## WRITTEN INSTRUCTION
Repeat each line of the material exactly.

───── STORED RECORDS ─────

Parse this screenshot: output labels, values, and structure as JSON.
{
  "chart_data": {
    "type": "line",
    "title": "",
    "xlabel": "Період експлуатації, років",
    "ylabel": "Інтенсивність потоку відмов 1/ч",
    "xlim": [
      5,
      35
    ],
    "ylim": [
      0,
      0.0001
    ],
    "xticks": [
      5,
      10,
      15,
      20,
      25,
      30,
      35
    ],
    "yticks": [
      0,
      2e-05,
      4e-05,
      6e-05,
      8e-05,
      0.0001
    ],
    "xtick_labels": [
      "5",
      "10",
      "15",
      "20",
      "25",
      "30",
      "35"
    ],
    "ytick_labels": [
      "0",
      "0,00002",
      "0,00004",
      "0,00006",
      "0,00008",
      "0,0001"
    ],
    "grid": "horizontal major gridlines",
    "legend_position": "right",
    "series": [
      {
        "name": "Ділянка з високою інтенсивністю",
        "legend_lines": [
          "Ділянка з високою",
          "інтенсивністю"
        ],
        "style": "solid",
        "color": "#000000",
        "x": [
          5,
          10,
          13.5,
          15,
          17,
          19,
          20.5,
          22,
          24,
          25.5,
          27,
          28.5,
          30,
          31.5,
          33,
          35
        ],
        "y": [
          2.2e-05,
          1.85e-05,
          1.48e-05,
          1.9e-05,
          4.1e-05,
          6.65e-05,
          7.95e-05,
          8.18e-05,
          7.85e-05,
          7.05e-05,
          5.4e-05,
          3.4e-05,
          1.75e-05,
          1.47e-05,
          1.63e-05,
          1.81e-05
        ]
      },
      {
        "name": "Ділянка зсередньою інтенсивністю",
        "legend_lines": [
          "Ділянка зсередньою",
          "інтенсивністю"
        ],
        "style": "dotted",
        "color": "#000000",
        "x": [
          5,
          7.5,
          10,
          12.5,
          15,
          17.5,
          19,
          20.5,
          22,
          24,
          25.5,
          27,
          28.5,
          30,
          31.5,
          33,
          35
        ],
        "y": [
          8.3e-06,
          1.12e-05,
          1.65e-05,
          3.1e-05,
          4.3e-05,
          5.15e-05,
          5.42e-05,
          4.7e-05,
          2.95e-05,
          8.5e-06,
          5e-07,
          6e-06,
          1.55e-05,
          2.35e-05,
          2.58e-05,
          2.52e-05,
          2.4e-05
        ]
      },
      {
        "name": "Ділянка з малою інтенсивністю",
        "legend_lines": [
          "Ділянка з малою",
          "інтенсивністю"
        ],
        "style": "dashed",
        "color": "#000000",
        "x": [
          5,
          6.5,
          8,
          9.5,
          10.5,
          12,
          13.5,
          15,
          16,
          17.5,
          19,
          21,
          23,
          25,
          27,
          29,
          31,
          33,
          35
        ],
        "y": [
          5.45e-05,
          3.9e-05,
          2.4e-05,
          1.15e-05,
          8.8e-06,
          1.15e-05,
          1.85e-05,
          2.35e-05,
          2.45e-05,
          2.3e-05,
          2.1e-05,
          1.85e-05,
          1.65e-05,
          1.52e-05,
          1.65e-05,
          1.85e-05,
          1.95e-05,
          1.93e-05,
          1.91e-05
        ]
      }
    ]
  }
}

─────

## RESULT FOR THIS TASK
Parse this screenshot: output labels, values, and structure as JSON.
{
  "chart_data": {
    "type": "line",
    "title": "",
    "xlabel": "Період експлуатації, років",
    "ylabel": "Інтенсивність потоку відмов 1/ч",
    "xlim": [
      5,
      35
    ],
    "ylim": [
      0,
      0.0001
    ],
    "xticks": [
      5,
      10,
      15,
      20,
      25,
      30,
      35
    ],
    "yticks": [
      0,
      2e-05,
      4e-05,
      6e-05,
      8e-05,
      0.0001
    ],
    "xtick_labels": [
      "5",
      "10",
      "15",
      "20",
      "25",
      "30",
      "35"
    ],
    "ytick_labels": [
      "0",
      "0,00002",
      "0,00004",
      "0,00006",
      "0,00008",
      "0,0001"
    ],
    "grid": "horizontal major gridlines",
    "legend_position": "right",
    "series": [
      {
        "name": "Ділянка з високою інтенсивністю",
        "legend_lines": [
          "Ділянка з високою",
          "інтенсивністю"
        ],
        "style": "solid",
        "color": "#000000",
        "x": [
          5,
          10,
          13.5,
          15,
          17,
          19,
          20.5,
          22,
          24,
          25.5,
          27,
          28.5,
          30,
          31.5,
          33,
          35
        ],
        "y": [
          2.2e-05,
          1.85e-05,
          1.48e-05,
          1.9e-05,
          4.1e-05,
          6.65e-05,
          7.95e-05,
          8.18e-05,
          7.85e-05,
          7.05e-05,
          5.4e-05,
          3.4e-05,
          1.75e-05,
          1.47e-05,
          1.63e-05,
          1.81e-05
        ]
      },
      {
        "name": "Ділянка зсередньою інтенсивністю",
        "legend_lines": [
          "Ділянка зсередньою",
          "інтенсивністю"
        ],
        "style": "dotted",
        "color": "#000000",
        "x": [
          5,
          7.5,
          10,
          12.5,
          15,
          17.5,
          19,
          20.5,
          22,
          24,
          25.5,
          27,
          28.5,
          30,
          31.5,
          33,
          35
        ],
        "y": [
          8.3e-06,
          1.12e-05,
          1.65e-05,
          3.1e-05,
          4.3e-05,
          5.15e-05,
          5.42e-05,
          4.7e-05,
          2.95e-05,
          8.5e-06,
          5e-07,
          6e-06,
          1.55e-05,
          2.35e-05,
          2.58e-05,
          2.52e-05,
          2.4e-05
        ]
      },
      {
        "name": "Ділянка з малою інтенсивністю",
        "legend_lines": [
          "Ділянка з малою",
          "інтенсивністю"
        ],
        "style": "dashed",
        "color": "#000000",
        "x": [
          5,
          6.5,
          8,
          9.5,
          10.5,
          12,
          13.5,
          15,
          16,
          17.5,
          19,
          21,
          23,
          25,
          27,
          29,
          31,
          33,
          35
        ],
        "y": [
          5.45e-05,
          3.9e-05,
          2.4e-05,
          1.15e-05,
          8.8e-06,
          1.15e-05,
          1.85e-05,
          2.35e-05,
          2.45e-05,
          2.3e-05,
          2.1e-05,
          1.85e-05,
          1.65e-05,
          1.52e-05,
          1.65e-05,
          1.85e-05,
          1.95e-05,
          1.93e-05,
          1.91e-05
        ]
      }
    ]
  }
}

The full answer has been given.